Job.
Exactly reproduce the lines from the line containing "What text is on this page?" to the end of the data below, inclusive, and nothing else.
** Start of Data in this exercise **
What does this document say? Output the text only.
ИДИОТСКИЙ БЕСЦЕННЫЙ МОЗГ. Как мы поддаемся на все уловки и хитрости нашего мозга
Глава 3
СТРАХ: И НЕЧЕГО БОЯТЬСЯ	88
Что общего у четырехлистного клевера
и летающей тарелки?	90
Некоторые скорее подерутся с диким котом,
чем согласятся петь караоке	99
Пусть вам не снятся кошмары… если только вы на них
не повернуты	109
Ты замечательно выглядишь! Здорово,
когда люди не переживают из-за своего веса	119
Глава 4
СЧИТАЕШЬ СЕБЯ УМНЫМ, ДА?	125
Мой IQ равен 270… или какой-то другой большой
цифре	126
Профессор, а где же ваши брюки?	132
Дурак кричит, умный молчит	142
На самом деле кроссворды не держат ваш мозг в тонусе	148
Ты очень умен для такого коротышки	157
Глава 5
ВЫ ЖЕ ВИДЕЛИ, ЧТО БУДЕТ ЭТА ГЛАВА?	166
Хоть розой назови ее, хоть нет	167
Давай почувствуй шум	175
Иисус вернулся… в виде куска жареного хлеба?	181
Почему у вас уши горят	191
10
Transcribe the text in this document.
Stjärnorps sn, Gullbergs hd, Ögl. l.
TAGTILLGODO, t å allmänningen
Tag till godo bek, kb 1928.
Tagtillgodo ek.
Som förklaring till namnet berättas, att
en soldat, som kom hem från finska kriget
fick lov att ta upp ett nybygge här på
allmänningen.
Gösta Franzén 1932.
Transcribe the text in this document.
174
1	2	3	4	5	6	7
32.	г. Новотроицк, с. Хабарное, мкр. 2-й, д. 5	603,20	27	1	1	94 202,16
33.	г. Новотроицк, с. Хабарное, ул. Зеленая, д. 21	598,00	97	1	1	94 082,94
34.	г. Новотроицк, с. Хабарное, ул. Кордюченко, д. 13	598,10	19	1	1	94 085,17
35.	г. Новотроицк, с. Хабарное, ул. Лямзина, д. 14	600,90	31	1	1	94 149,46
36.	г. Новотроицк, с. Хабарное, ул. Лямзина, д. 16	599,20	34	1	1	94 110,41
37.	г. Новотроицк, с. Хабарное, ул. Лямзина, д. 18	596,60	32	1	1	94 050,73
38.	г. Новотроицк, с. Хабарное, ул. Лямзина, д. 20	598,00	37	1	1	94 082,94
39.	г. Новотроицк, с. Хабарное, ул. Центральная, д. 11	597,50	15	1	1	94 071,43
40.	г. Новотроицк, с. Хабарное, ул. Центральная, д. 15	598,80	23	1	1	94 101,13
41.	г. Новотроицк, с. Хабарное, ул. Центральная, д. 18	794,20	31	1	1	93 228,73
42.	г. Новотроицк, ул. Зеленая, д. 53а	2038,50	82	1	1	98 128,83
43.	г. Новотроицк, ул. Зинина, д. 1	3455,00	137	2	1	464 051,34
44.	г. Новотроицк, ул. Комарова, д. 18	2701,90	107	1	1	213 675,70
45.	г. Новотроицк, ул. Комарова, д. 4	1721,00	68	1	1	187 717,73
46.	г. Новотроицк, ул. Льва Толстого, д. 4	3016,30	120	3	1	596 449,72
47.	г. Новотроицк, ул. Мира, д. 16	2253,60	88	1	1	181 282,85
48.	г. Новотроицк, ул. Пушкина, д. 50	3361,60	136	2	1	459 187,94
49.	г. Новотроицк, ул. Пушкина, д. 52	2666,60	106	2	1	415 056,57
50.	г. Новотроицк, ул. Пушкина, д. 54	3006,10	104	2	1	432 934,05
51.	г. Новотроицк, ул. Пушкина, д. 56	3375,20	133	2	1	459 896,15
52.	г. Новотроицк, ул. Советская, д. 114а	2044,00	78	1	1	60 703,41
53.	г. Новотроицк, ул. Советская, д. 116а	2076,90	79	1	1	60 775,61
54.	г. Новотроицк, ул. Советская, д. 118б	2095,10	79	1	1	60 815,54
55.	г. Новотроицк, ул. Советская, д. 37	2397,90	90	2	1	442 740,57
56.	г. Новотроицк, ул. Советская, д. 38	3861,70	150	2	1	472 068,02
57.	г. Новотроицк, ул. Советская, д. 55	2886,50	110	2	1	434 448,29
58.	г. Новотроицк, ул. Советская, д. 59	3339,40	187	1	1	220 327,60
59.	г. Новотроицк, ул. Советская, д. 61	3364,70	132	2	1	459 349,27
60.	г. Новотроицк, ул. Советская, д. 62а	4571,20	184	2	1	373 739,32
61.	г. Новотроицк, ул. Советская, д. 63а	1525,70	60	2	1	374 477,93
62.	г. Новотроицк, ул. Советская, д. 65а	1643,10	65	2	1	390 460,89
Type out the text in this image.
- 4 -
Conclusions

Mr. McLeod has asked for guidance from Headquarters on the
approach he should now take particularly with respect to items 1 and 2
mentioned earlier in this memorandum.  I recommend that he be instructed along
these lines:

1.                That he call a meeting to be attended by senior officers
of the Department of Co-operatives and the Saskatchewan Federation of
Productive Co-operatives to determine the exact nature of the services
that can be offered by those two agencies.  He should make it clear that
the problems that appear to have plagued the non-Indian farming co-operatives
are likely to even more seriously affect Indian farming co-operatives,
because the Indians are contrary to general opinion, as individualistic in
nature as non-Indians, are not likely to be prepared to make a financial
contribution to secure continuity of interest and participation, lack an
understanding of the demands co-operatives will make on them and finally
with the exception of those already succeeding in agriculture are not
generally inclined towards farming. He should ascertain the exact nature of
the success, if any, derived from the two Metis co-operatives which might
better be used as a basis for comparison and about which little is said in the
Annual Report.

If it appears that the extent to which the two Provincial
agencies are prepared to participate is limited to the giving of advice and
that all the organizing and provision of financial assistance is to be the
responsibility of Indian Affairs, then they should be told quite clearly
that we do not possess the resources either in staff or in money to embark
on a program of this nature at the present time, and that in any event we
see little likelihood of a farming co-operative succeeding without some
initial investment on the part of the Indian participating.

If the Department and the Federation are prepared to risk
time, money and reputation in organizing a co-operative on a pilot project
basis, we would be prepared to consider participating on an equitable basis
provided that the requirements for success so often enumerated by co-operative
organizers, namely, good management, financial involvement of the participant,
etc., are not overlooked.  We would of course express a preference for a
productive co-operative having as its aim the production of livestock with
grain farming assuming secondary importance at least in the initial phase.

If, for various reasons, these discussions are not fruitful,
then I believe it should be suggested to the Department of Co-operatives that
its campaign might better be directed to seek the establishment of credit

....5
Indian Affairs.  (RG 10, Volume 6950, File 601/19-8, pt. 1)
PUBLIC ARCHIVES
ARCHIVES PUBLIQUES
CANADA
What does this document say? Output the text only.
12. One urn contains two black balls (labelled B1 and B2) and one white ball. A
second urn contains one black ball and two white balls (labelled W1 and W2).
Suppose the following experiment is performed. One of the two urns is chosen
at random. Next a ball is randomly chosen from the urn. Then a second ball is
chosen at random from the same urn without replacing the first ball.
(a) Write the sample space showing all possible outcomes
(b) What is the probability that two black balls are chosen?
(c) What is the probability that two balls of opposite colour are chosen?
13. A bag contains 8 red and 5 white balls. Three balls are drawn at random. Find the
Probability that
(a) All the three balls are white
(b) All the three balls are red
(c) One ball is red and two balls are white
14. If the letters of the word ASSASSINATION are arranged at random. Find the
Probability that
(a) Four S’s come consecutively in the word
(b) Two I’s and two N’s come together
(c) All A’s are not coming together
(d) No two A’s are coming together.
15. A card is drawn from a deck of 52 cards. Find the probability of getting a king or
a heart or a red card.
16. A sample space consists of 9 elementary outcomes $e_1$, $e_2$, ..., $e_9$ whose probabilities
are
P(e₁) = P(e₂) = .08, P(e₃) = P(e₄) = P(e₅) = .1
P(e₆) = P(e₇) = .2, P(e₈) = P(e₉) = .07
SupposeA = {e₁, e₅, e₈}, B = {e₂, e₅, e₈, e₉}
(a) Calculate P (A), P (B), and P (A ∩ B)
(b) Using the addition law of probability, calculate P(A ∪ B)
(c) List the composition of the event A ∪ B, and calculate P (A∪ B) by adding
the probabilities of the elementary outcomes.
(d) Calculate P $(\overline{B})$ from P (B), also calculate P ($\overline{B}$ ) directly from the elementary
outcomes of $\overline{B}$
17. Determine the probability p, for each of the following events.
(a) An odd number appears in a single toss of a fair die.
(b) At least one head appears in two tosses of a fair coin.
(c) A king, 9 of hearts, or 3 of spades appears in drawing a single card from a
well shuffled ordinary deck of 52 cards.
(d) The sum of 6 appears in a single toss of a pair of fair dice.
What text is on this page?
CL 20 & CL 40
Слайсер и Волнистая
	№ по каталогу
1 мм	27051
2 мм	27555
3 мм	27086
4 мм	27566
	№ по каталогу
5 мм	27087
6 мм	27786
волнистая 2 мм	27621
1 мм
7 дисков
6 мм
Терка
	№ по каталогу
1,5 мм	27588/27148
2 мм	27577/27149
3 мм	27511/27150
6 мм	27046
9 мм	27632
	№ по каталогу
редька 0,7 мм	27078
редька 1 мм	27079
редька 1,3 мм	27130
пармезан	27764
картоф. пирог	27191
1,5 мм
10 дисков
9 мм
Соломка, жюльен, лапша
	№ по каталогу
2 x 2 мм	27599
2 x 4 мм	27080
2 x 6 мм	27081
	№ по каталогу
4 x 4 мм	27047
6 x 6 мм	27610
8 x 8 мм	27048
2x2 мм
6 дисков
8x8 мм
** End of Data in this exercise **
Reply to the exercise.
What text is on this page?
CL 20 & CL 40
Слайсер и Волнистая
	№ по каталогу
1 мм	27051
2 мм	27555
3 мм	27086
4 мм	27566
	№ по каталогу
5 мм	27087
6 мм	27786
волнистая 2 мм	27621
1 мм
7 дисков
6 мм
Терка
	№ по каталогу
1,5 мм	27588/27148
2 мм	27577/27149
3 мм	27511/27150
6 мм	27046
9 мм	27632
	№ по каталогу
редька 0,7 мм	27078
редька 1 мм	27079
редька 1,3 мм	27130
пармезан	27764
картоф. пирог	27191
1,5 мм
10 дисков
9 мм
Соломка, жюльен, лапша
	№ по каталогу
2 x 2 мм	27599
2 x 4 мм	27080
2 x 6 мм	27081
	№ по каталогу
4 x 4 мм	27047
6 x 6 мм	27610
8 x 8 мм	27048
2x2 мм
6 дисков
8x8 мм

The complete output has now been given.